PROMPT: Update the lines from the first one through the line containing "subtotal-value: $28.00 <box>336", putting "Onyx Veil" wherever "Black Veil" appears and leaving everything else unchanged.

Stored entries:
-=-=-

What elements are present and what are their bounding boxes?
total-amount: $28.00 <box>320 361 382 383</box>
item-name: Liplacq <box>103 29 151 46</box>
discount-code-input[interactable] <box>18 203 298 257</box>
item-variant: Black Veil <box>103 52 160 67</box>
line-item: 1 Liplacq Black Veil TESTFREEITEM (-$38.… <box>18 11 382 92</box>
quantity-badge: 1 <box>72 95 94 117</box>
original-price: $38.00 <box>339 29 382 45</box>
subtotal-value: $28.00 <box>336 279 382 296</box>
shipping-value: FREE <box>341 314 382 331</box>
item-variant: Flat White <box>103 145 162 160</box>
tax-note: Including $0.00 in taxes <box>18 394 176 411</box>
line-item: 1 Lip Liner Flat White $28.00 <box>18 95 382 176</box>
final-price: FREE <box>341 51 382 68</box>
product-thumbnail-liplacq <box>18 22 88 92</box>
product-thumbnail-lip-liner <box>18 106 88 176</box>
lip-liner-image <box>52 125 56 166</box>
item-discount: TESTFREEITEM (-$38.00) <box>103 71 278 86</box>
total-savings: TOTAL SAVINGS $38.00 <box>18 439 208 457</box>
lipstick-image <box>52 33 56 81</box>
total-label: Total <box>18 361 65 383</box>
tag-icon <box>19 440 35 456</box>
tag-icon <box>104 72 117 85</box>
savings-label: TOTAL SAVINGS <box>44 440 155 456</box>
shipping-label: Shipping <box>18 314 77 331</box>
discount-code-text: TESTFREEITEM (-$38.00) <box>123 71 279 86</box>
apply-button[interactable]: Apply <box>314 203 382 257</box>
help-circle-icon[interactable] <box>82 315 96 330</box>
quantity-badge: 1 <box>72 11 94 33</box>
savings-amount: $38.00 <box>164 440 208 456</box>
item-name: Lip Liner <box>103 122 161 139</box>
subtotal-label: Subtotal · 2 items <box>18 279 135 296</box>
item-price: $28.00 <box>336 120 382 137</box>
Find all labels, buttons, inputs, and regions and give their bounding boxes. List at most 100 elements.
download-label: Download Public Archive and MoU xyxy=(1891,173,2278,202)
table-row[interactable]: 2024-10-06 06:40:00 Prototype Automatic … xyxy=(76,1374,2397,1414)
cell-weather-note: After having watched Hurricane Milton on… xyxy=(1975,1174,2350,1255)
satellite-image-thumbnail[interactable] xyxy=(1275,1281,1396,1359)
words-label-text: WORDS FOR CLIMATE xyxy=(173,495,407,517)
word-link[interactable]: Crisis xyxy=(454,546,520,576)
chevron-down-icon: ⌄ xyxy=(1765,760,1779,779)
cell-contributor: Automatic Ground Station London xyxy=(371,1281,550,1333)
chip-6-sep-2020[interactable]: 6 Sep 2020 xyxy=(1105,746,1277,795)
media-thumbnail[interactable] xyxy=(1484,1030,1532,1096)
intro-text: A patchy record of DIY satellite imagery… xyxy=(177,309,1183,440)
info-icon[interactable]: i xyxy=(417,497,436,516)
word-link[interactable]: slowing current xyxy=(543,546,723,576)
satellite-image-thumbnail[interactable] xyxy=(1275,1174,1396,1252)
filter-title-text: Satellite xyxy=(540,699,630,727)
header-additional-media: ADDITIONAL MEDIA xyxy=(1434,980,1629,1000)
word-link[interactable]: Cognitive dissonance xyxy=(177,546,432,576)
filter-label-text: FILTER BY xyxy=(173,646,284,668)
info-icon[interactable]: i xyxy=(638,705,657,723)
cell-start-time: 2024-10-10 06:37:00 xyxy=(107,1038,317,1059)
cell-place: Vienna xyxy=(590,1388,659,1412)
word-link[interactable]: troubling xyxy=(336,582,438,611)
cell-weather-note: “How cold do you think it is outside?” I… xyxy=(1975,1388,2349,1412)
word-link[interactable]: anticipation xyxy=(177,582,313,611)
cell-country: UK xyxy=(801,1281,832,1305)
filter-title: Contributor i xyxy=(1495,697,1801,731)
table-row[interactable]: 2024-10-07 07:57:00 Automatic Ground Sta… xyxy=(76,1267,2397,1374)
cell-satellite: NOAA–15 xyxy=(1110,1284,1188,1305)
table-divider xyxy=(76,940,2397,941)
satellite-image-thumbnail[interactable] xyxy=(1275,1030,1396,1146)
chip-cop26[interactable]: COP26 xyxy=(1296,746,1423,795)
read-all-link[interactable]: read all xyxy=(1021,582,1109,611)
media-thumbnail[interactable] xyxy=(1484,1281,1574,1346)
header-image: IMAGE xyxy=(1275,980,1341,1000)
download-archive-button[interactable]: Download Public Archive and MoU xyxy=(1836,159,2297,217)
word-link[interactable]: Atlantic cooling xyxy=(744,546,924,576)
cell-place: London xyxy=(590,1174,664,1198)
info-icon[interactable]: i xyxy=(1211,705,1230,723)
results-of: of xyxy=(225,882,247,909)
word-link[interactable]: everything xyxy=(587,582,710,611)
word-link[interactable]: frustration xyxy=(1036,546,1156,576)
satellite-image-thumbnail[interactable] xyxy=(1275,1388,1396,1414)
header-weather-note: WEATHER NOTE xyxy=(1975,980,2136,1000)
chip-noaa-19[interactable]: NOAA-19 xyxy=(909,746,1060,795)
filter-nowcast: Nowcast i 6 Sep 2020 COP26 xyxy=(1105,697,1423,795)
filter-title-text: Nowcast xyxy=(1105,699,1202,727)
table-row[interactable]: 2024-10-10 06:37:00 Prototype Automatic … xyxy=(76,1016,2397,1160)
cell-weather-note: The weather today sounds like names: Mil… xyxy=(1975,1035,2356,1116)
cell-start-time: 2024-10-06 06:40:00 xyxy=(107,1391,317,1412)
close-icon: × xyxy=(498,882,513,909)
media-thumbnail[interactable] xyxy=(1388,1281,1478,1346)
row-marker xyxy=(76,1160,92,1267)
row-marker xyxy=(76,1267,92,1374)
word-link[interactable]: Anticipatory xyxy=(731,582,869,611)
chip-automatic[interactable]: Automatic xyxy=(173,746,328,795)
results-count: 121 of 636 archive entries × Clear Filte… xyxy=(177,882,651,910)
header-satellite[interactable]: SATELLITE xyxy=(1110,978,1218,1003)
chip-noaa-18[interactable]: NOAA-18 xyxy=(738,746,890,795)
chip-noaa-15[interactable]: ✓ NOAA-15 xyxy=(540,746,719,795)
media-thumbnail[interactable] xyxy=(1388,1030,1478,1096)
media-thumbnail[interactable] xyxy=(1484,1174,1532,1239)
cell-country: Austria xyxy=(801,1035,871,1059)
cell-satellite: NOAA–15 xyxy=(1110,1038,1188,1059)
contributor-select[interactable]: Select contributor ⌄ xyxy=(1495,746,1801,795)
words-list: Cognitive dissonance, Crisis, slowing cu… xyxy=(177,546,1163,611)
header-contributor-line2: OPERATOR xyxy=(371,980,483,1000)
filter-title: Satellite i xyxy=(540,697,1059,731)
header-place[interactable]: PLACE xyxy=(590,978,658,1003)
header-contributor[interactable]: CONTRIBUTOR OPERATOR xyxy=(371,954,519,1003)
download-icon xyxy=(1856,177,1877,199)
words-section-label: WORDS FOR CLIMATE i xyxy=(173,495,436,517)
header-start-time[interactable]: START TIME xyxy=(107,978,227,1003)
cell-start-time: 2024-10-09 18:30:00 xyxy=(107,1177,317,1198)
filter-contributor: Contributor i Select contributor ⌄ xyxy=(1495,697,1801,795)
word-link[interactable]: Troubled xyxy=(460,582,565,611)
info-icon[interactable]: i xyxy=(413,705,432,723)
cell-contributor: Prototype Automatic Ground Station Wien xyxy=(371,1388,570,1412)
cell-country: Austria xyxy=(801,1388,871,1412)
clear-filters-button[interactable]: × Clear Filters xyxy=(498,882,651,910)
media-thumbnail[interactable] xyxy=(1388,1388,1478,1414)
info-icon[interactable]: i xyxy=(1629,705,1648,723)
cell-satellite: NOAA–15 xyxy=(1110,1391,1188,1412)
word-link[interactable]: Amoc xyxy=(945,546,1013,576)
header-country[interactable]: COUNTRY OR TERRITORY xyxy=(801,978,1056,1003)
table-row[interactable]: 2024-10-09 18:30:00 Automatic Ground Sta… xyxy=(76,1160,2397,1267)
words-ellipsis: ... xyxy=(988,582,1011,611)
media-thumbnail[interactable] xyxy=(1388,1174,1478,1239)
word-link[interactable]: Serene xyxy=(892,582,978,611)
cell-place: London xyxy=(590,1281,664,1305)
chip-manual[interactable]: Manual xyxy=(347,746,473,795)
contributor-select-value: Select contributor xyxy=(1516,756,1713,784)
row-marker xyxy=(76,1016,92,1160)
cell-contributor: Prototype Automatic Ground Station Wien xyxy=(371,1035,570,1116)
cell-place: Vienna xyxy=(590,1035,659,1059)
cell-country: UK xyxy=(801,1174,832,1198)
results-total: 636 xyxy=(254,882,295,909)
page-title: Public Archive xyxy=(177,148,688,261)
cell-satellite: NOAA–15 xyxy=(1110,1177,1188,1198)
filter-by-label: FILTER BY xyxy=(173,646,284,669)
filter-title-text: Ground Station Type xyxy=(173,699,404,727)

-=-=-

THE RESPONSE:
What elements are present and what are their bounding boxes?
total-amount: $28.00 <box>320 361 382 383</box>
item-name: Liplacq <box>103 29 151 46</box>
discount-code-input[interactable] <box>18 203 298 257</box>
item-variant: Onyx Veil <box>103 52 160 67</box>
line-item: 1 Liplacq Onyx Veil TESTFREEITEM (-$38.… <box>18 11 382 92</box>
quantity-badge: 1 <box>72 95 94 117</box>
original-price: $38.00 <box>339 29 382 45</box>
subtotal-value: $28.00 <box>336 279 382 296</box>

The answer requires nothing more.